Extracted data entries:
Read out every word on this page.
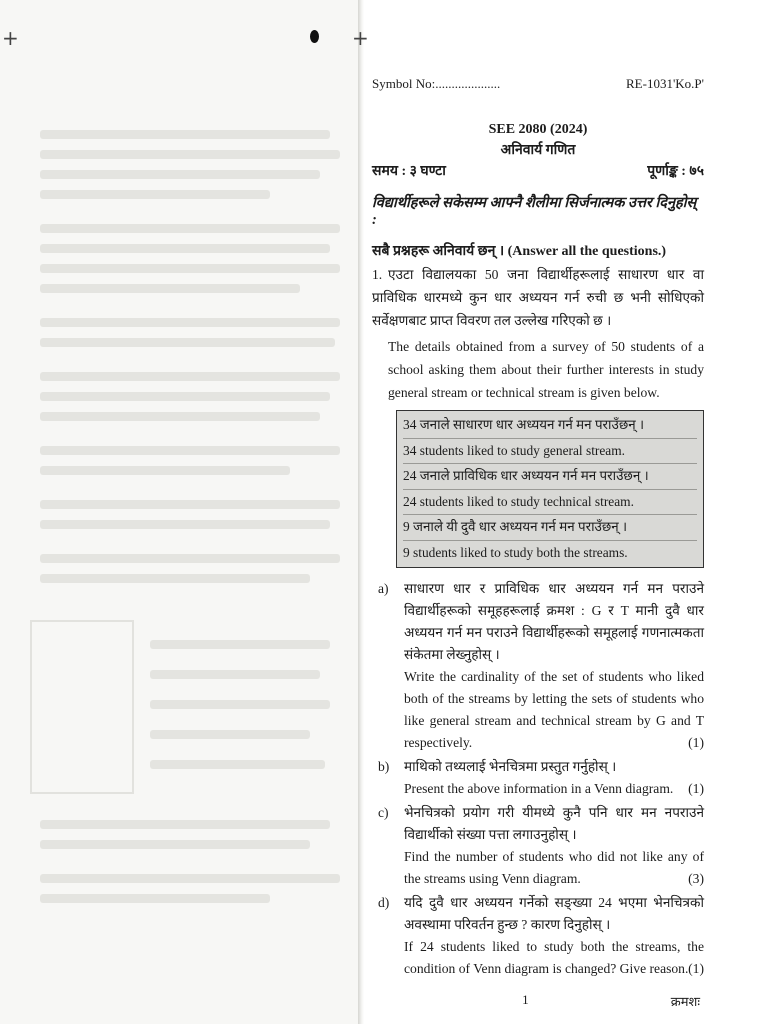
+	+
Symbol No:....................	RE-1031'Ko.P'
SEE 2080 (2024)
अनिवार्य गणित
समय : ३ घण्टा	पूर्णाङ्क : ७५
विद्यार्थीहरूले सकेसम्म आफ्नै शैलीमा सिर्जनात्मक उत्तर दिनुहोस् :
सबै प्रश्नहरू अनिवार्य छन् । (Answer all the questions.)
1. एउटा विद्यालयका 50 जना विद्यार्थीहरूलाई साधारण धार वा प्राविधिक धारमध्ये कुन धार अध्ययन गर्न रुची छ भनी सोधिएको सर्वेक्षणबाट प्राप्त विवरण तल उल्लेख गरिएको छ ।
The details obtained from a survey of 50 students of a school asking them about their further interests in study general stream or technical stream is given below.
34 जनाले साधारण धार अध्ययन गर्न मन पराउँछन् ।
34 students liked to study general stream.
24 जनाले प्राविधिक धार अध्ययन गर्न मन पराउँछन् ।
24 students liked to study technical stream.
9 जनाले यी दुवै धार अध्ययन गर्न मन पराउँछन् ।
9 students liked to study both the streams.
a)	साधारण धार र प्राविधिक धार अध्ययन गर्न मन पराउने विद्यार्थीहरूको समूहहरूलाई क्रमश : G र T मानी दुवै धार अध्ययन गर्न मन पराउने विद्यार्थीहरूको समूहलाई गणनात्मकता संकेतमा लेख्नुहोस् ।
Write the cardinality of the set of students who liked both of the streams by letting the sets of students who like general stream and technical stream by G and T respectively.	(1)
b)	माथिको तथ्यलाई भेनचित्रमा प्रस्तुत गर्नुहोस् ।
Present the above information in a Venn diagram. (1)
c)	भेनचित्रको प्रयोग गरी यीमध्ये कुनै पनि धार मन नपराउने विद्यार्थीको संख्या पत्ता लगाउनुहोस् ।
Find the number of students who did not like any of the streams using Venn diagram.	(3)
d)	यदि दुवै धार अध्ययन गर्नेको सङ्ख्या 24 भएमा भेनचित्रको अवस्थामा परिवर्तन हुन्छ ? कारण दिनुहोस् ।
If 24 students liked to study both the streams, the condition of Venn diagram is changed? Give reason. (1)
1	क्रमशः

◆ Do this ◆
Write the full listing out again with every line unchanged, but include no pictures.

◆ Answer below ◆
Read out every word on this page.
+	+
Symbol No:....................	RE-1031'Ko.P'
SEE 2080 (2024)
अनिवार्य गणित
समय : ३ घण्टा	पूर्णाङ्क : ७५
विद्यार्थीहरूले सकेसम्म आफ्नै शैलीमा सिर्जनात्मक उत्तर दिनुहोस् :
सबै प्रश्नहरू अनिवार्य छन् । (Answer all the questions.)
1. एउटा विद्यालयका 50 जना विद्यार्थीहरूलाई साधारण धार वा प्राविधिक धारमध्ये कुन धार अध्ययन गर्न रुची छ भनी सोधिएको सर्वेक्षणबाट प्राप्त विवरण तल उल्लेख गरिएको छ ।
The details obtained from a survey of 50 students of a school asking them about their further interests in study general stream or technical stream is given below.
34 जनाले साधारण धार अध्ययन गर्न मन पराउँछन् ।
34 students liked to study general stream.
24 जनाले प्राविधिक धार अध्ययन गर्न मन पराउँछन् ।
24 students liked to study technical stream.
9 जनाले यी दुवै धार अध्ययन गर्न मन पराउँछन् ।
9 students liked to study both the streams.
a)	साधारण धार र प्राविधिक धार अध्ययन गर्न मन पराउने विद्यार्थीहरूको समूहहरूलाई क्रमश : G र T मानी दुवै धार अध्ययन गर्न मन पराउने विद्यार्थीहरूको समूहलाई गणनात्मकता संकेतमा लेख्नुहोस् ।
Write the cardinality of the set of students who liked both of the streams by letting the sets of students who like general stream and technical stream by G and T respectively.	(1)
b)	माथिको तथ्यलाई भेनचित्रमा प्रस्तुत गर्नुहोस् ।
Present the above information in a Venn diagram. (1)
c)	भेनचित्रको प्रयोग गरी यीमध्ये कुनै पनि धार मन नपराउने विद्यार्थीको संख्या पत्ता लगाउनुहोस् ।
Find the number of students who did not like any of the streams using Venn diagram.	(3)
d)	यदि दुवै धार अध्ययन गर्नेको सङ्ख्या 24 भएमा भेनचित्रको अवस्थामा परिवर्तन हुन्छ ? कारण दिनुहोस् ।
If 24 students liked to study both the streams, the condition of Venn diagram is changed? Give reason. (1)
1	क्रमशः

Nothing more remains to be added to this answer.